Problem requirements — Restate each of the lines given below, word for word.

++++ Input ++++

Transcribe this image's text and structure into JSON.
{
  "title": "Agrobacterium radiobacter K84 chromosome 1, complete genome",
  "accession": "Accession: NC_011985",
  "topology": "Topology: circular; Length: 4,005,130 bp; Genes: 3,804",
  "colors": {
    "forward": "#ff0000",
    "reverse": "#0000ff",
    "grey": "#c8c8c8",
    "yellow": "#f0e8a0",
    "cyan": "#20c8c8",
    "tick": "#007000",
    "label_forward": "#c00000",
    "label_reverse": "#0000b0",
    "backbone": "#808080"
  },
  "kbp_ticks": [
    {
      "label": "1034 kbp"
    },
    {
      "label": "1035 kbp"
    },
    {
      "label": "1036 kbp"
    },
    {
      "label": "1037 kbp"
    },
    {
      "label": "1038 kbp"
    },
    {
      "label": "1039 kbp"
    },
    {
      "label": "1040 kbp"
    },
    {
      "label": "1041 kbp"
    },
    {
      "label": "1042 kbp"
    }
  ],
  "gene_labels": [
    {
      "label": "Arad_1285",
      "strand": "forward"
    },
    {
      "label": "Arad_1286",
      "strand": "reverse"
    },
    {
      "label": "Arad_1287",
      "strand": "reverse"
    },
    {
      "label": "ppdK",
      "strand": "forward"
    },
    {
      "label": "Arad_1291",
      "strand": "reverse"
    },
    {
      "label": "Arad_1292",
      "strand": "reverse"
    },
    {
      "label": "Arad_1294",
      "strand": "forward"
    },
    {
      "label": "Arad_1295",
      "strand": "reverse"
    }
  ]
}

++++

Exercise output —
Transcribe this image's text and structure into JSON.
{
  "title": "Agrobacterium radiobacter K84 chromosome 1, complete genome",
  "accession": "Accession: NC_011985",
  "topology": "Topology: circular; Length: 4,005,130 bp; Genes: 3,804",
  "colors": {
    "forward": "#ff0000",
    "reverse": "#0000ff",
    "grey": "#c8c8c8",
    "yellow": "#f0e8a0",
    "cyan": "#20c8c8",
    "tick": "#007000",
    "label_forward": "#c00000",
    "label_reverse": "#0000b0",
    "backbone": "#808080"
  },
  "kbp_ticks": [
    {
      "label": "1034 kbp"
    },
    {
      "label": "1035 kbp"
    },
    {
      "label": "1036 kbp"
    },
    {
      "label": "1037 kbp"
    },
    {
      "label": "1038 kbp"
    },
    {
      "label": "1039 kbp"
    },
    {
      "label": "1040 kbp"
    },
    {
      "label": "1041 kbp"
    },
    {
      "label": "1042 kbp"
    }
  ],
  "gene_labels": [
    {
      "label": "Arad_1285",
      "strand": "forward"
    },
    {
      "label": "Arad_1286",
      "strand": "reverse"
    },
    {
      "label": "Arad_1287",
      "strand": "reverse"
    },
    {
      "label": "ppdK",
      "strand": "forward"
    },
    {
      "label": "Arad_1291",
      "strand": "reverse"
    },
    {
      "label": "Arad_1292",
      "strand": "reverse"
    },
    {
      "label": "Arad_1294",
      "strand": "forward"
    },
    {
      "label": "Arad_1295",
      "strand": "reverse"
    }
  ]
}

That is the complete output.